Maestro para muchos, pero conocido solo en un ámbito minoritario, Charles Burns es un autor anómalo. Un expatriado del paisaje comiquero más mainstream. De su recorrido artístico y biográfico hay algunos datos que despuntan. Por ejemplo, que estudió arte junto a Matt Groening y en él se inspiró el creador de Los Simpson para construir a su legendario personaje Montgomery Burns; que en 1990 ilustró la tapa del disco de Iggy Pop Brick by Brick; que nunca fue un autor de “super ventas”, sino una celebridad de nicho. Esa categoría de “autor de culto” que muchas veces confina a los artistas a una relativa invisibilidad.
Se suele describir al estilo de Burns con distintas etiquetas: alternativo, independiente, under. Pero si decimos underground, que no preste a confusión. No hay en su modo de dibujar una apuesta por la mancha, la desprolijidad voluntaria o la línea sucia. Es un dibujante obsesivo que tiene trazos distintivos e inconfundibles con un característico uso de los plenos (blancos o negros) que deja excluidos los grises, con una meticulosidad para cargar de detalles y sombras personajes y entornos.

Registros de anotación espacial
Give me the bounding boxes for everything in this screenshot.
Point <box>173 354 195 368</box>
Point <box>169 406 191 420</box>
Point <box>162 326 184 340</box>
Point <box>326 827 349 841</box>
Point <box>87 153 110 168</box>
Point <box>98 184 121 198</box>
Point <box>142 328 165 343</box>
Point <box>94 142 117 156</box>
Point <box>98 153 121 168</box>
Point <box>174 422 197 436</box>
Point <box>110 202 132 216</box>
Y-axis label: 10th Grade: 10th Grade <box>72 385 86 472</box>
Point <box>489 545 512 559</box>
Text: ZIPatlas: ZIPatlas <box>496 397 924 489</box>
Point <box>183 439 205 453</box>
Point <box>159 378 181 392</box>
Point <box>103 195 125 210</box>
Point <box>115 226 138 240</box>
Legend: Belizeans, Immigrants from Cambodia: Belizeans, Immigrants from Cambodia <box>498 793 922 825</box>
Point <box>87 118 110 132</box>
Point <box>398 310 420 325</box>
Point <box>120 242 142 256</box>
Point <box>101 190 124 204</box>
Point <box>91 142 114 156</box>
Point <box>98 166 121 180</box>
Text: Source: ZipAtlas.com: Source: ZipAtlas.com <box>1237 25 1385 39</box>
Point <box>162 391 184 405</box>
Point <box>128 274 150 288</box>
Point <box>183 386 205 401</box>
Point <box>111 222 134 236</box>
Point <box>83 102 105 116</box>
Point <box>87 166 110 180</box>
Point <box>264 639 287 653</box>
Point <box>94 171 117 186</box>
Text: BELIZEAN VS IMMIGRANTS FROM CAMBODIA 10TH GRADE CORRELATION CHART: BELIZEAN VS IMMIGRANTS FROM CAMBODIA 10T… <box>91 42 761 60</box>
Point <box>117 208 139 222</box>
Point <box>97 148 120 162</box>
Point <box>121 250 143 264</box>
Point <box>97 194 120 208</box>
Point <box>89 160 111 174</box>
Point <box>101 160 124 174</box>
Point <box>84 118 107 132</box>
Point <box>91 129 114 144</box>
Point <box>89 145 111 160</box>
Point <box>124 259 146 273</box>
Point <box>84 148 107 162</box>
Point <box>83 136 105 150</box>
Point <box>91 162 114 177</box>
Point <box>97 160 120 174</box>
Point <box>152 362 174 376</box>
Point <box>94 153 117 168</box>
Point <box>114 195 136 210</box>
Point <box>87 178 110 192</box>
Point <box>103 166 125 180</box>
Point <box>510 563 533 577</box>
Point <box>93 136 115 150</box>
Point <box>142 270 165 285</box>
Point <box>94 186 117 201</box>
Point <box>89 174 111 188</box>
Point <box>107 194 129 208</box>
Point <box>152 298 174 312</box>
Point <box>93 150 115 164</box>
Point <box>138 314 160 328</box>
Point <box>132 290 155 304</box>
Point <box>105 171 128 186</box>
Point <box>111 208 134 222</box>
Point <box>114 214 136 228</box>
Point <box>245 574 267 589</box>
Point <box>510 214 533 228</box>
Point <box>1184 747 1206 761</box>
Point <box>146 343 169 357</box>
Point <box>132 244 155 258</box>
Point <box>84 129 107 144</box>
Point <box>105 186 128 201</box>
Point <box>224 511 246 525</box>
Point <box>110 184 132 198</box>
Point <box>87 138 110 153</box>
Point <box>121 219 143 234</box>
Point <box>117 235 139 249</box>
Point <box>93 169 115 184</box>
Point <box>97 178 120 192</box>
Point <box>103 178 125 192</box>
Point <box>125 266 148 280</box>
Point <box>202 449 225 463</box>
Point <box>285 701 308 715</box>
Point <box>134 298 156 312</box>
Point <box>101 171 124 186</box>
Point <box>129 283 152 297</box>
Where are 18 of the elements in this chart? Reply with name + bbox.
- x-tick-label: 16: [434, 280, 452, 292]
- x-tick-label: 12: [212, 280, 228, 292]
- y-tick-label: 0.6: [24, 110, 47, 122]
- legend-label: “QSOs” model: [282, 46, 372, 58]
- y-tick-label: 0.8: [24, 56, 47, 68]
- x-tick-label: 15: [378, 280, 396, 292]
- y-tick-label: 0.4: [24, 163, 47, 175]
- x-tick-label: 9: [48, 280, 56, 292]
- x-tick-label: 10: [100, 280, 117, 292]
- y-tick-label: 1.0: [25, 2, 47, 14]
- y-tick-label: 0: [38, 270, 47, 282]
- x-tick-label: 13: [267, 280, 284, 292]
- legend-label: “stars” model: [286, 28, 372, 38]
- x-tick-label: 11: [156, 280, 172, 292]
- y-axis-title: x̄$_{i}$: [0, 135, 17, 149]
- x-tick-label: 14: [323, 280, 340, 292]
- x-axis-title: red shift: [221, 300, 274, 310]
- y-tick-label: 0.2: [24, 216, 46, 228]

_CONSIGNA 1_
Repite del texto sobre Charles Burns el fragmento que empieza con "Maestro para muchos, pero" y sigue hasta "una relativa invisibilidad.".
_CONSIGNA 2_
Según el texto sobre Charles Burns, ¿por qué llamar underground a su estilo podría prestarse a confusión?
_CONSIGNA 3_
Prolonga el texto sobre Charles Burns a partir de donde termina.
Los registros son un material independiente del texto.

_RESULTADO 1_
Maestro para muchos, pero conocido solo en un ámbito minoritario, Charles Burns es un autor anómalo. Un expatriado del paisaje comiquero más mainstream. De su recorrido artístico y biográfico hay algunos datos que despuntan. Por ejemplo, que estudió arte junto a Matt Groening y en él se inspiró el creador de Los Simpson para construir a su legendario personaje Montgomery Burns; que en 1990 ilustró la tapa del disco de Iggy Pop Brick by Brick; que nunca fue un autor de “super ventas”, sino una celebridad de nicho. Esa categoría de “autor de culto” que muchas veces confina a los artistas a una relativa invisibilidad.

_RESULTADO 2_
Porque en su manera de dibujar no hay una apuesta por la mancha, la desprolijidad voluntaria ni la línea sucia. Es un dibujante obsesivo y meticuloso, con trazos inconfundibles y un uso característico de los plenos blancos o negros que excluye los grises.

_RESULTADO 3_
La predilección de Charles Burns es contar historias marcadas por el frenesí, la monstruosidad, la locura. Un hacedor de relatos siniestros y desconcertantes. En sus obras la realidad siempre termina por trastocarse, la supuesta transparencia o naturalismo con que se narran las relaciones humanas ceden ante alguna dimensión inquietante que interrumpe nuestra previsibilidad. Pero aclaremos que no estamos hablando de obras de terror, al menos no desde la concepción clásica del género. Sus protagonistas, que arrastran con frecuencia alguna anomalía física, no son aquellos a los que debemos temer. En sus libros, lo monstruoso se expresa en el ser humano en su más pura cotidianidad, en la “normalidad” más aparente y cercana. En definitiva, las tres historietas que recomendamos acá abajo construyen una radiografía sobre cómo la sociedad expulsa violentamente a lo diferente, sobre cómo margina lo distinto.
El Borbah (1982 -1988)
El Borbah comenzó a publicarse en la legendaria revista Raw que capitaneaba Ars Spiegelman. Sigue a un personaje grotesco vestido de calza y máscara -como si fuese un luchador de lucha libre- que trabaja como detective. Tiene una capacidad innata para encontrar casos muy extraños y meterse en embrollos bizarros. Por supuesto que su labor como investigador privado no responde a los estereotipos tradicionales: es un personaje perdido que coquetea con el lumpenaje y cuya única ingesta se deben a la cerveza y los tacos mexicanos.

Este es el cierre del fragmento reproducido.